"""

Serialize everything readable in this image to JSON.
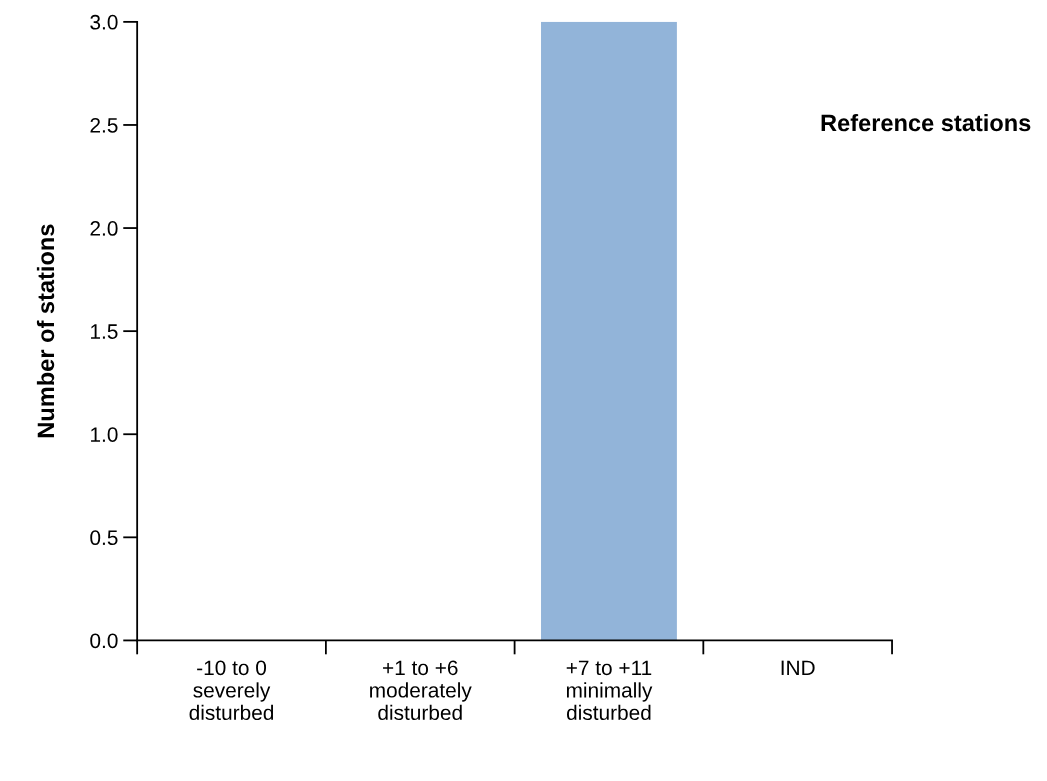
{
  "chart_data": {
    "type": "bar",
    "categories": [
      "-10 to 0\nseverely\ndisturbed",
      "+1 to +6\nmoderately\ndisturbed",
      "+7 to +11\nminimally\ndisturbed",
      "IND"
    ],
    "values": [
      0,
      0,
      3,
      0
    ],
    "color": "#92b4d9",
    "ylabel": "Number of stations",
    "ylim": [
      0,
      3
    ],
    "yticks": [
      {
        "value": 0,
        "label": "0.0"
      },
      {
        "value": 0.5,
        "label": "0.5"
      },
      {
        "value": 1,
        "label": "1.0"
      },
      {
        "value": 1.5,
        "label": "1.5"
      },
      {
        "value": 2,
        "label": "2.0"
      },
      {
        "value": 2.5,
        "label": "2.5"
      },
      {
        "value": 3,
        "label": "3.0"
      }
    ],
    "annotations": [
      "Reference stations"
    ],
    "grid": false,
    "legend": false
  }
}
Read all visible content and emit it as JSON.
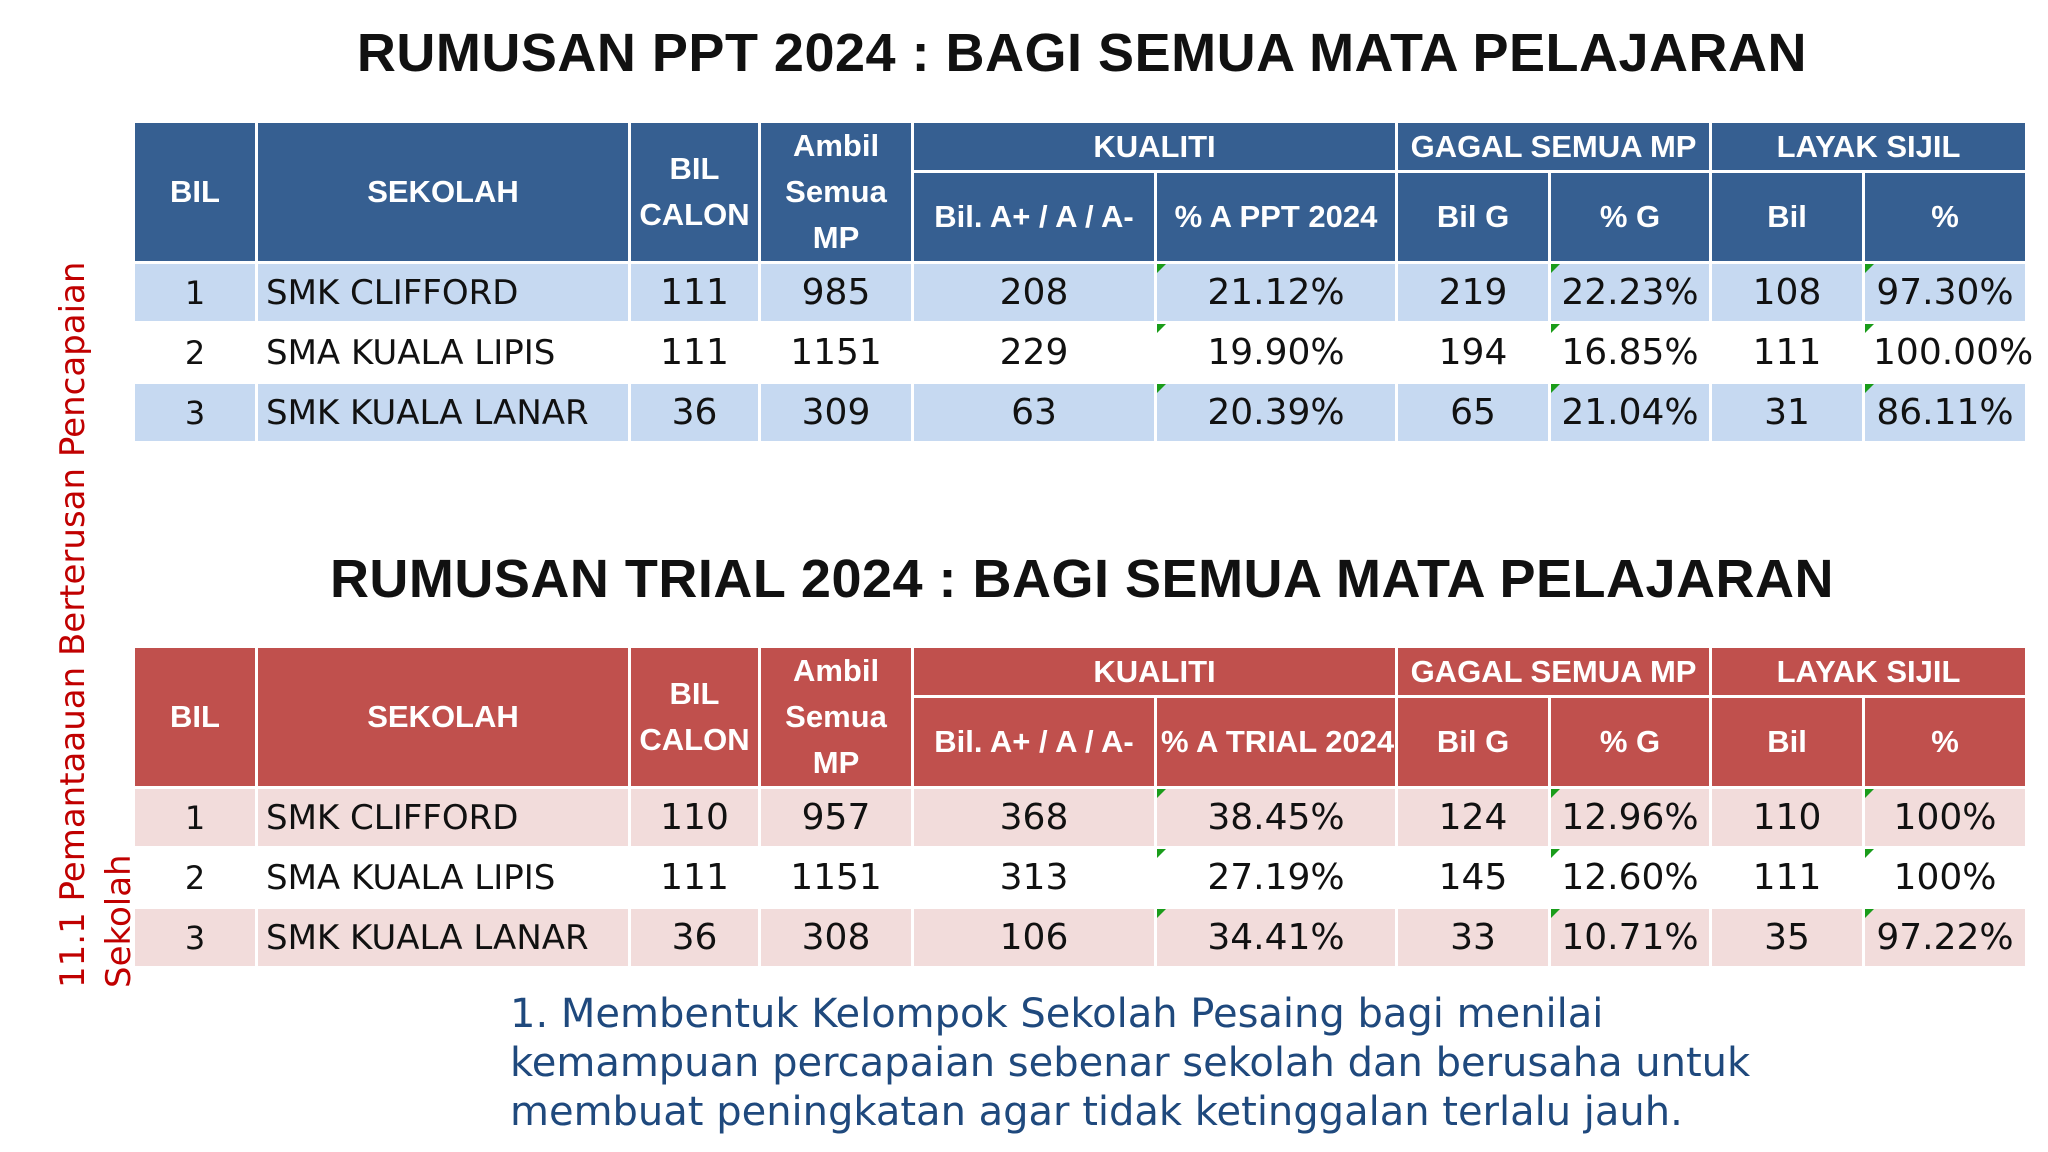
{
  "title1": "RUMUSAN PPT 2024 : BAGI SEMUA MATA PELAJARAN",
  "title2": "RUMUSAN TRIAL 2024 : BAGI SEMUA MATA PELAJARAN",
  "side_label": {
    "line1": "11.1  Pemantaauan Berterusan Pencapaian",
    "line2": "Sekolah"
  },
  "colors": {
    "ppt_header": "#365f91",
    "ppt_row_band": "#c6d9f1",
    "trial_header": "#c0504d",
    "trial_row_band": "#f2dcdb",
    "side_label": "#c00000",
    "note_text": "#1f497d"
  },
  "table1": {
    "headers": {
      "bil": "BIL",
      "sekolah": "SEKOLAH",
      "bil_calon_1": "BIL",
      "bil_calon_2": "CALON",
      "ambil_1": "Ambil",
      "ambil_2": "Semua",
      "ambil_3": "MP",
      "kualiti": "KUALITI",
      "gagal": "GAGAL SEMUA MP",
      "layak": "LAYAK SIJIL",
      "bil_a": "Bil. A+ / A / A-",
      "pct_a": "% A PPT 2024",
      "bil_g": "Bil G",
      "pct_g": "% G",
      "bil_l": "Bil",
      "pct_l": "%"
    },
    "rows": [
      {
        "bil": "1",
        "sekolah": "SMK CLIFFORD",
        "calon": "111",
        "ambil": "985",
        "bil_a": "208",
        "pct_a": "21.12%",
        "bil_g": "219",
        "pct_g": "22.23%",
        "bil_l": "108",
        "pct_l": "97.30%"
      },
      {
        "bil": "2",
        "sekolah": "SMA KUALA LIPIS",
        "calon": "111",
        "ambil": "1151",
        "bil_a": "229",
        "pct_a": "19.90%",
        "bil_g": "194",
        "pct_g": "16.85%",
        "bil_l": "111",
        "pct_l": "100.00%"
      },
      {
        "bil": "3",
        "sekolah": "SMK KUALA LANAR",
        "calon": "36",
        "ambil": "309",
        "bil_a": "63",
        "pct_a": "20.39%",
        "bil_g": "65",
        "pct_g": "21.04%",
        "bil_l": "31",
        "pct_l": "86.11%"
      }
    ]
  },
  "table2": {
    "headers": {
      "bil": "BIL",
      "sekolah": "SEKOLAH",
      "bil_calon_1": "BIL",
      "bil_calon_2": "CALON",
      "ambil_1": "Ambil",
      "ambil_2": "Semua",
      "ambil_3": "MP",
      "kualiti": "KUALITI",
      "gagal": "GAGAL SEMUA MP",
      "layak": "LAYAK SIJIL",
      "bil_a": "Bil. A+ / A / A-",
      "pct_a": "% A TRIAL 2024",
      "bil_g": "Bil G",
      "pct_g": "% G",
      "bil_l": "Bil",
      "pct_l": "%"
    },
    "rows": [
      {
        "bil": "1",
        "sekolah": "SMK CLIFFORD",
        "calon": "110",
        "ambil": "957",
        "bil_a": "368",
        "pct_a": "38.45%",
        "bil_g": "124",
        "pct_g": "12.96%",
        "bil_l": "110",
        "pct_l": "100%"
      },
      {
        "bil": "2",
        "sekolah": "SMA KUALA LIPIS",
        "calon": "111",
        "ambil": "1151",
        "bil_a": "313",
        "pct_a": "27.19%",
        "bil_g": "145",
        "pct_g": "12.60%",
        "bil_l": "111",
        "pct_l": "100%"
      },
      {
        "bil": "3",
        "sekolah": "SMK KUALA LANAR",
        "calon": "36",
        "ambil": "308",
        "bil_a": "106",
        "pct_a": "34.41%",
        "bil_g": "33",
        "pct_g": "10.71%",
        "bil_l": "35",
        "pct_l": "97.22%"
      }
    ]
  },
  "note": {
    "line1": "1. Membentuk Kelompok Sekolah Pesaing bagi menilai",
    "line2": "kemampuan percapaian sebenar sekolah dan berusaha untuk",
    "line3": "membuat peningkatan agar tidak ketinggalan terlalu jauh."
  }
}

"""

_Your task_. Images do not belong in the copy; reproduce all other parts of the records above verbatim.

_Exercise solution_.
Serialize everything readable in this image to JSON.
{
  "chart_data": {
    "type": "bar",
    "categories": [
      "-10 to 0\nseverely\ndisturbed",
      "+1 to +6\nmoderately\ndisturbed",
      "+7 to +11\nminimally\ndisturbed",
      "IND"
    ],
    "values": [
      0,
      0,
      3,
      0
    ],
    "color": "#92b4d9",
    "ylabel": "Number of stations",
    "ylim": [
      0,
      3
    ],
    "yticks": [
      {
        "value": 0,
        "label": "0.0"
      },
      {
        "value": 0.5,
        "label": "0.5"
      },
      {
        "value": 1,
        "label": "1.0"
      },
      {
        "value": 1.5,
        "label": "1.5"
      },
      {
        "value": 2,
        "label": "2.0"
      },
      {
        "value": 2.5,
        "label": "2.5"
      },
      {
        "value": 3,
        "label": "3.0"
      }
    ],
    "annotations": [
      "Reference stations"
    ],
    "grid": false,
    "legend": false
  }
}
Read all visible content and emit it as JSON.
{
  "title1": "RUMUSAN PPT 2024 : BAGI SEMUA MATA PELAJARAN",
  "title2": "RUMUSAN TRIAL 2024 : BAGI SEMUA MATA PELAJARAN",
  "side_label": {
    "line1": "11.1  Pemantaauan Berterusan Pencapaian",
    "line2": "Sekolah"
  },
  "colors": {
    "ppt_header": "#365f91",
    "ppt_row_band": "#c6d9f1",
    "trial_header": "#c0504d",
    "trial_row_band": "#f2dcdb",
    "side_label": "#c00000",
    "note_text": "#1f497d"
  },
  "table1": {
    "headers": {
      "bil": "BIL",
      "sekolah": "SEKOLAH",
      "bil_calon_1": "BIL",
      "bil_calon_2": "CALON",
      "ambil_1": "Ambil",
      "ambil_2": "Semua",
      "ambil_3": "MP",
      "kualiti": "KUALITI",
      "gagal": "GAGAL SEMUA MP",
      "layak": "LAYAK SIJIL",
      "bil_a": "Bil. A+ / A / A-",
      "pct_a": "% A PPT 2024",
      "bil_g": "Bil G",
      "pct_g": "% G",
      "bil_l": "Bil",
      "pct_l": "%"
    },
    "rows": [
      {
        "bil": "1",
        "sekolah": "SMK CLIFFORD",
        "calon": "111",
        "ambil": "985",
        "bil_a": "208",
        "pct_a": "21.12%",
        "bil_g": "219",
        "pct_g": "22.23%",
        "bil_l": "108",
        "pct_l": "97.30%"
      },
      {
        "bil": "2",
        "sekolah": "SMA KUALA LIPIS",
        "calon": "111",
        "ambil": "1151",
        "bil_a": "229",
        "pct_a": "19.90%",
        "bil_g": "194",
        "pct_g": "16.85%",
        "bil_l": "111",
        "pct_l": "100.00%"
      },
      {
        "bil": "3",
        "sekolah": "SMK KUALA LANAR",
        "calon": "36",
        "ambil": "309",
        "bil_a": "63",
        "pct_a": "20.39%",
        "bil_g": "65",
        "pct_g": "21.04%",
        "bil_l": "31",
        "pct_l": "86.11%"
      }
    ]
  },
  "table2": {
    "headers": {
      "bil": "BIL",
      "sekolah": "SEKOLAH",
      "bil_calon_1": "BIL",
      "bil_calon_2": "CALON",
      "ambil_1": "Ambil",
      "ambil_2": "Semua",
      "ambil_3": "MP",
      "kualiti": "KUALITI",
      "gagal": "GAGAL SEMUA MP",
      "layak": "LAYAK SIJIL",
      "bil_a": "Bil. A+ / A / A-",
      "pct_a": "% A TRIAL 2024",
      "bil_g": "Bil G",
      "pct_g": "% G",
      "bil_l": "Bil",
      "pct_l": "%"
    },
    "rows": [
      {
        "bil": "1",
        "sekolah": "SMK CLIFFORD",
        "calon": "110",
        "ambil": "957",
        "bil_a": "368",
        "pct_a": "38.45%",
        "bil_g": "124",
        "pct_g": "12.96%",
        "bil_l": "110",
        "pct_l": "100%"
      },
      {
        "bil": "2",
        "sekolah": "SMA KUALA LIPIS",
        "calon": "111",
        "ambil": "1151",
        "bil_a": "313",
        "pct_a": "27.19%",
        "bil_g": "145",
        "pct_g": "12.60%",
        "bil_l": "111",
        "pct_l": "100%"
      },
      {
        "bil": "3",
        "sekolah": "SMK KUALA LANAR",
        "calon": "36",
        "ambil": "308",
        "bil_a": "106",
        "pct_a": "34.41%",
        "bil_g": "33",
        "pct_g": "10.71%",
        "bil_l": "35",
        "pct_l": "97.22%"
      }
    ]
  },
  "note": {
    "line1": "1. Membentuk Kelompok Sekolah Pesaing bagi menilai",
    "line2": "kemampuan percapaian sebenar sekolah dan berusaha untuk",
    "line3": "membuat peningkatan agar tidak ketinggalan terlalu jauh."
  }
}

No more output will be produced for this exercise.